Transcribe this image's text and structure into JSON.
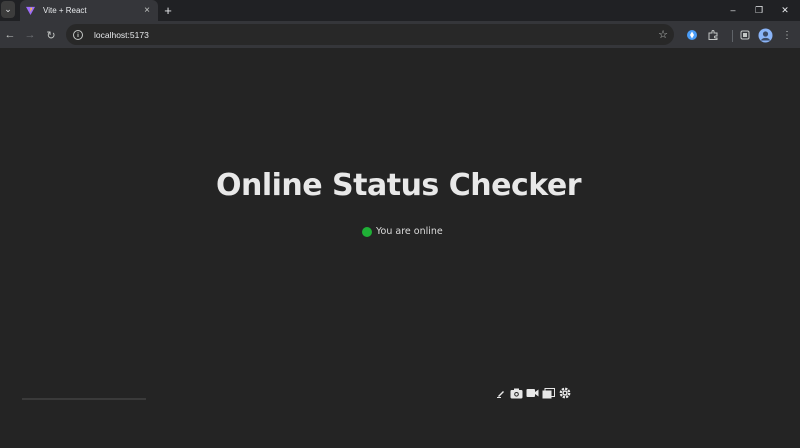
{
  "browser": {
    "tab": {
      "title": "Vite + React",
      "close_glyph": "×"
    },
    "new_tab_glyph": "+",
    "window_controls": {
      "minimize": "–",
      "restore": "❐",
      "close": "✕"
    },
    "address": {
      "url": "localhost:5173"
    },
    "nav": {
      "back": "←",
      "forward": "→",
      "reload": "↻"
    },
    "toolbar_icons": [
      "star-icon",
      "extension-pin-icon",
      "puzzle-icon",
      "sidebar-icon",
      "profile-avatar-icon"
    ]
  },
  "page": {
    "title": "Online Status Checker",
    "status_text": "You are online",
    "status_color": "#1fb036"
  },
  "bottom_toolbar": [
    "pen-icon",
    "camera-icon",
    "video-icon",
    "copy-icon",
    "settings-icon"
  ],
  "colors": {
    "background": "#242424",
    "title_bar": "#202124",
    "toolbar": "#35363a"
  }
}
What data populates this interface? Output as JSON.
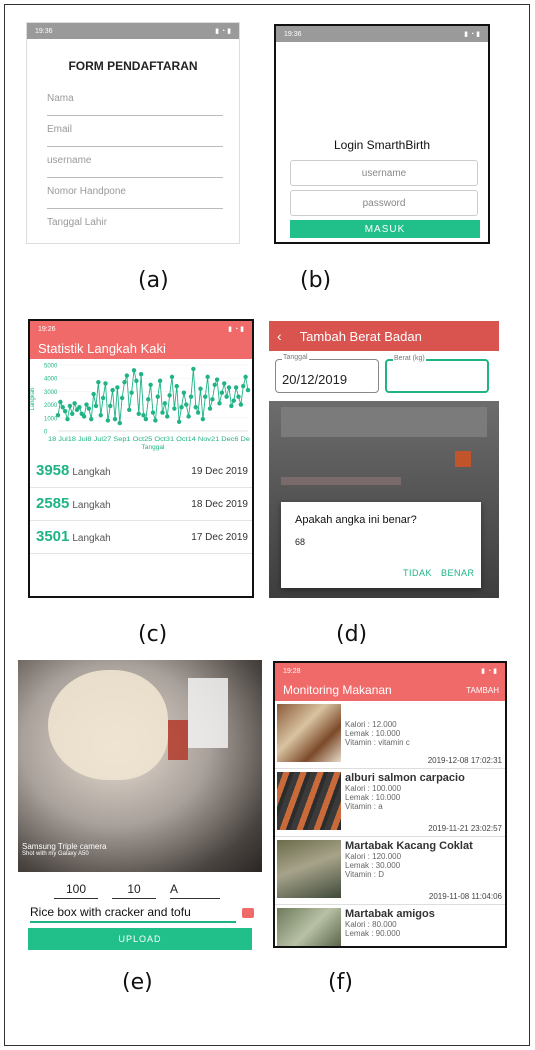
{
  "captions": [
    "(a)",
    "(b)",
    "(c)",
    "(d)",
    "(e)",
    "(f)"
  ],
  "screen_a": {
    "status_time": "19:36",
    "title": "FORM PENDAFTARAN",
    "fields": [
      "Nama",
      "Email",
      "username",
      "Nomor Handpone",
      "Tanggal Lahir"
    ]
  },
  "screen_b": {
    "status_time": "19:36",
    "title": "Login SmarthBirth",
    "username_placeholder": "username",
    "password_placeholder": "password",
    "button": "MASUK"
  },
  "screen_c": {
    "status_time": "19:26",
    "title": "Statistik Langkah Kaki",
    "rows": [
      {
        "value": "3958",
        "unit": "Langkah",
        "date": "19 Dec 2019"
      },
      {
        "value": "2585",
        "unit": "Langkah",
        "date": "18 Dec 2019"
      },
      {
        "value": "3501",
        "unit": "Langkah",
        "date": "17 Dec 2019"
      }
    ]
  },
  "chart_data": {
    "type": "line",
    "xlabel": "Tanggal",
    "ylabel": "Langkah",
    "ylim": [
      0,
      5000
    ],
    "y_ticks": [
      "5000",
      "4000",
      "3000",
      "2000",
      "1000",
      "0"
    ],
    "x_tick_labels": "18 Jul18 Jul8 Jul27 Sep1 Oct25 Oct31 Oct14 Nov21 Dec6 De",
    "series": [
      {
        "color": "#1fb386",
        "values": [
          1200,
          2200,
          1800,
          1500,
          900,
          1900,
          1300,
          2100,
          1600,
          1800,
          1300,
          1100,
          2000,
          1700,
          900,
          2800,
          1900,
          3700,
          1200,
          2500,
          3600,
          800,
          1900,
          3100,
          900,
          3300,
          600,
          2500,
          3700,
          4200,
          1600,
          2900,
          4600,
          3800,
          1300,
          4300,
          1200,
          900,
          2400,
          3500,
          1400,
          800,
          2600,
          3800,
          1400,
          2100,
          1100,
          2700,
          4100,
          1700,
          3400,
          700,
          1800,
          2900,
          2000,
          1100,
          2600,
          4700,
          1800,
          1400,
          3200,
          900,
          2600,
          4100,
          1700,
          2400,
          3500,
          3900,
          2100,
          2900,
          3600,
          2600,
          3300,
          1900,
          2300,
          3300,
          2600,
          2000,
          3400,
          4100,
          3100
        ]
      }
    ]
  },
  "screen_d": {
    "title": "Tambah Berat Badan",
    "date_label": "Tanggal",
    "date_value": "20/12/2019",
    "weight_label": "Berat (kg)",
    "dialog_title": "Apakah angka ini benar?",
    "dialog_value": "68",
    "btn_no": "TIDAK",
    "btn_yes": "BENAR"
  },
  "screen_e": {
    "watermark_title": "Samsung Triple camera",
    "watermark_sub": "Shot with my Galaxy A50",
    "input1": "100",
    "input2": "10",
    "input3": "A",
    "description": "Rice box with cracker and tofu",
    "button": "UPLOAD"
  },
  "screen_f": {
    "status_time": "19:28",
    "title": "Monitoring Makanan",
    "action": "TAMBAH",
    "items": [
      {
        "name": "",
        "lines": [
          "Kalori : 12.000",
          "Lemak : 10.000",
          "Vitamin : vitamin c"
        ],
        "date": "2019-12-08 17:02:31"
      },
      {
        "name": "alburi salmon carpacio",
        "lines": [
          "Kalori : 100.000",
          "Lemak : 10.000",
          "Vitamin : a"
        ],
        "date": "2019-11-21 23:02:57"
      },
      {
        "name": "Martabak Kacang Coklat",
        "lines": [
          "Kalori : 120.000",
          "Lemak : 30.000",
          "Vitamin : D"
        ],
        "date": "2019-11-08 11:04:06"
      },
      {
        "name": "Martabak amigos",
        "lines": [
          "Kalori : 80.000",
          "Lemak : 90.000"
        ],
        "date": ""
      }
    ]
  }
}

--- --- ---

■ **Brief**
Gather all the lines that include the word "Lemak" and copy them out.

■ **Exercise answer**
          "Lemak : 10.000",
          "Lemak : 10.000",
          "Lemak : 30.000",
          "Lemak : 90.000"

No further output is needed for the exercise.